Exercise directions |
Write out every line below that includes the word "King".

Records for processing |
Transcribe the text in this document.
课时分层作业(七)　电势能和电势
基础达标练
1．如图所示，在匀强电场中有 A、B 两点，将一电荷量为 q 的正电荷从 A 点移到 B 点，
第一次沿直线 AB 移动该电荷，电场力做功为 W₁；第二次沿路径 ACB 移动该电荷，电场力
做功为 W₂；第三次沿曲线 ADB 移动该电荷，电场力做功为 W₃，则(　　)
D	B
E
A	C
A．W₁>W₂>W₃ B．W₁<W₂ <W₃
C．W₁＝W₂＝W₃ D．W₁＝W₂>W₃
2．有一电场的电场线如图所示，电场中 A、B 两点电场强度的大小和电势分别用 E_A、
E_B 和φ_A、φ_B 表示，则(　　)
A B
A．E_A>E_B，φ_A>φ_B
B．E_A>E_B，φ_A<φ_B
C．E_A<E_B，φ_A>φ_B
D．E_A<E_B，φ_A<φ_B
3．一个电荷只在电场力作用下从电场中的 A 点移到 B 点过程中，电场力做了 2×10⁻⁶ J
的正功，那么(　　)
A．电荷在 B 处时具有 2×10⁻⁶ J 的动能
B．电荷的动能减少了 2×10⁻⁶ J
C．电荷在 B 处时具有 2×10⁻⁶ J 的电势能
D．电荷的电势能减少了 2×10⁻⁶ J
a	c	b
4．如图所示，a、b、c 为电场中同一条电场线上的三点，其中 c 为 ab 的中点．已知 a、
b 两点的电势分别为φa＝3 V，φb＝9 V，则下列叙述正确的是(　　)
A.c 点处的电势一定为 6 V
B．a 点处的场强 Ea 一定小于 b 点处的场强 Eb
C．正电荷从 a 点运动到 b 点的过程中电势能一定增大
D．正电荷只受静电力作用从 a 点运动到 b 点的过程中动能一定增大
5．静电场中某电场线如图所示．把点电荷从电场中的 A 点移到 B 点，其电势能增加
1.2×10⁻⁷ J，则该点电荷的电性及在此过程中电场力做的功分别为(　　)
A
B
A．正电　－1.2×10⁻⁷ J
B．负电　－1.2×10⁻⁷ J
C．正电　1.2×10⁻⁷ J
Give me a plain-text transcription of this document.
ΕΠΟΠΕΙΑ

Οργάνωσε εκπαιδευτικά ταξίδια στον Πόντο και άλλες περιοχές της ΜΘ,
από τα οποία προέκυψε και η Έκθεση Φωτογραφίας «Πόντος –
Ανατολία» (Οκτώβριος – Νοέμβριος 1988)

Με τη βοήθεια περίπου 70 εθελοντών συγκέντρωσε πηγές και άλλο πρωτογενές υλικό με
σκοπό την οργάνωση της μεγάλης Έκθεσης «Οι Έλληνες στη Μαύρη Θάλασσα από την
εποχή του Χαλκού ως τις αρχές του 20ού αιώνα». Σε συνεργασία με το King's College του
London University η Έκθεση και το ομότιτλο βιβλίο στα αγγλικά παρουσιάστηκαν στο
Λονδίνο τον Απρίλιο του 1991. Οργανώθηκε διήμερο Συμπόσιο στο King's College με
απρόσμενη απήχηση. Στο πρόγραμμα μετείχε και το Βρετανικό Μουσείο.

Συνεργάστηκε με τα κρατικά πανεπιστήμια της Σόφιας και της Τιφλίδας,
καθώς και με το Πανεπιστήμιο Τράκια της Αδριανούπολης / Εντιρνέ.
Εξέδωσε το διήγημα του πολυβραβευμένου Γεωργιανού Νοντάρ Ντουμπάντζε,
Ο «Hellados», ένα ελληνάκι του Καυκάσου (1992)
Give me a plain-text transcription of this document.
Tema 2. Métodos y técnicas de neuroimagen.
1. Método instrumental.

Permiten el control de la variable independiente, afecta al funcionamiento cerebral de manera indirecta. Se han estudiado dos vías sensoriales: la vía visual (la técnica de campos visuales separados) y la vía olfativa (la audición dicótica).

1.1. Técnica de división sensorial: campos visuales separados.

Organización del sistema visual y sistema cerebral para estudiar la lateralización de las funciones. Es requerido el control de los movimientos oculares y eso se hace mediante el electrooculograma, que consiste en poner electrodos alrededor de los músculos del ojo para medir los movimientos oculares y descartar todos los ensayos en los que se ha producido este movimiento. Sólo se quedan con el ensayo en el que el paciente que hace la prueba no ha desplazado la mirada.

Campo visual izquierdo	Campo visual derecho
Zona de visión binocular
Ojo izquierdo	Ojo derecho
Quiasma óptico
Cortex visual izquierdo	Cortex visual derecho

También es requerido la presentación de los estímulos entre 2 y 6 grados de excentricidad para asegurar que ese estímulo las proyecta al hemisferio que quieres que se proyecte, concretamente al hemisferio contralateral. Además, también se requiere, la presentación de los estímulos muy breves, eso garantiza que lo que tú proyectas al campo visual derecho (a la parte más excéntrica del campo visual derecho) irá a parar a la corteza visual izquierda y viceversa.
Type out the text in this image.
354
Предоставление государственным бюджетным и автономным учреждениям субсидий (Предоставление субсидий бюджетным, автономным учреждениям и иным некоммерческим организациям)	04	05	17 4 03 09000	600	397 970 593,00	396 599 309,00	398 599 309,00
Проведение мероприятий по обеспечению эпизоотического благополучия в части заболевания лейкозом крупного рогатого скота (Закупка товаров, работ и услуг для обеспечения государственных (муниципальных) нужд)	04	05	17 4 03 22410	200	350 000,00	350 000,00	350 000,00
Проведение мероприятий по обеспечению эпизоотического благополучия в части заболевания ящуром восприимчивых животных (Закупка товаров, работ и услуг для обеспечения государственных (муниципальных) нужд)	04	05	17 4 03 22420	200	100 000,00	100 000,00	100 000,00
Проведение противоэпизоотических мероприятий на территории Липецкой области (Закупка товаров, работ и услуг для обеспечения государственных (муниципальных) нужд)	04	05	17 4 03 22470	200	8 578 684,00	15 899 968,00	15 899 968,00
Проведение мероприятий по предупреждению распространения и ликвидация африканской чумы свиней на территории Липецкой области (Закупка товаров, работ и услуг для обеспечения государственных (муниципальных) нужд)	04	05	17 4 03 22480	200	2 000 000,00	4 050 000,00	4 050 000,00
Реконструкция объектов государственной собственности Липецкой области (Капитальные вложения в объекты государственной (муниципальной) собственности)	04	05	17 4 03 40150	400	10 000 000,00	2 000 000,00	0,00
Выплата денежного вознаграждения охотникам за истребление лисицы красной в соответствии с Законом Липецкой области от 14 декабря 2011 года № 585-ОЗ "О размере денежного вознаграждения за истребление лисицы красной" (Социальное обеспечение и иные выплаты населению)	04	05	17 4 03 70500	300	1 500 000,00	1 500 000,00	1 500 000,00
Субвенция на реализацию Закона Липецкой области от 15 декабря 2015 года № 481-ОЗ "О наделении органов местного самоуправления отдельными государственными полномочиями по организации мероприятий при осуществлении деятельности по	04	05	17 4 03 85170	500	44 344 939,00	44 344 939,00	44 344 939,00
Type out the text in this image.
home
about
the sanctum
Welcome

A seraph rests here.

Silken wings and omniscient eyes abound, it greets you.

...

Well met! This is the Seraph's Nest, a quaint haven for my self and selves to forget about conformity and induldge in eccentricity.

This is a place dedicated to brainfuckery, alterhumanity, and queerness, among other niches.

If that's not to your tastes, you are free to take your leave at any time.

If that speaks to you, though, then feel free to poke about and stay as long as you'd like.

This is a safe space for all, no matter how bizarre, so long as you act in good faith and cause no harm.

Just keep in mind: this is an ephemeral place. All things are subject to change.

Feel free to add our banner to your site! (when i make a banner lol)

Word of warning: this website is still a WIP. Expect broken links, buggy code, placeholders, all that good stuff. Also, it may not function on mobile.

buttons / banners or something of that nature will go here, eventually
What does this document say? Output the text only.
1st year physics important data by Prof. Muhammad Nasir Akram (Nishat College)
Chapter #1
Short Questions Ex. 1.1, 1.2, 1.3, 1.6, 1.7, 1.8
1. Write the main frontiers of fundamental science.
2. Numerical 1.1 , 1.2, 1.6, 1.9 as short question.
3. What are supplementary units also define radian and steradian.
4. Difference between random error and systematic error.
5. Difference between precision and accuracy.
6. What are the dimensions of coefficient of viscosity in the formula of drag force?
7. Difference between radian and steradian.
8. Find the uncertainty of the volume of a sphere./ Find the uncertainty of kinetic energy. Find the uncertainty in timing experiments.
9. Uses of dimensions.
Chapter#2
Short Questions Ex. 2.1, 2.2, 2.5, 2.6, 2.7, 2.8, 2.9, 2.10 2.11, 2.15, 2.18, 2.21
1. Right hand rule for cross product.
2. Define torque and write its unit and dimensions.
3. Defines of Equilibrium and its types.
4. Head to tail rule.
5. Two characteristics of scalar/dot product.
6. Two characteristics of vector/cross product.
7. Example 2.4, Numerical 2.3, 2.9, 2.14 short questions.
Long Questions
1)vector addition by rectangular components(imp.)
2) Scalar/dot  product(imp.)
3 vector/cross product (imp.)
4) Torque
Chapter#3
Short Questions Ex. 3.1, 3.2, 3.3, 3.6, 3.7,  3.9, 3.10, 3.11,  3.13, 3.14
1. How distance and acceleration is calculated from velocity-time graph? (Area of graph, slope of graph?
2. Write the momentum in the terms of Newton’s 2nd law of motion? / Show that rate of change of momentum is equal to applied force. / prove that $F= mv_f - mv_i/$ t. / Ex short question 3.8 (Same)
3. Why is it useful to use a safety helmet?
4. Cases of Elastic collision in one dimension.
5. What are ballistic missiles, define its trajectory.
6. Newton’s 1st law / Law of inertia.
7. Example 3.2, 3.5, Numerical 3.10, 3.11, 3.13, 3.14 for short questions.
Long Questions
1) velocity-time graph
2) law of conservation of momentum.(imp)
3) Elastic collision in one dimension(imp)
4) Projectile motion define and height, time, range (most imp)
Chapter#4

Expected answer |
εποχή του Χαλκού ως τις αρχές του 20ού αιώνα». Σε συνεργασία με το King's College του
Λονδίνο τον Απρίλιο του 1991. Οργανώθηκε διήμερο Συμπόσιο στο King's College με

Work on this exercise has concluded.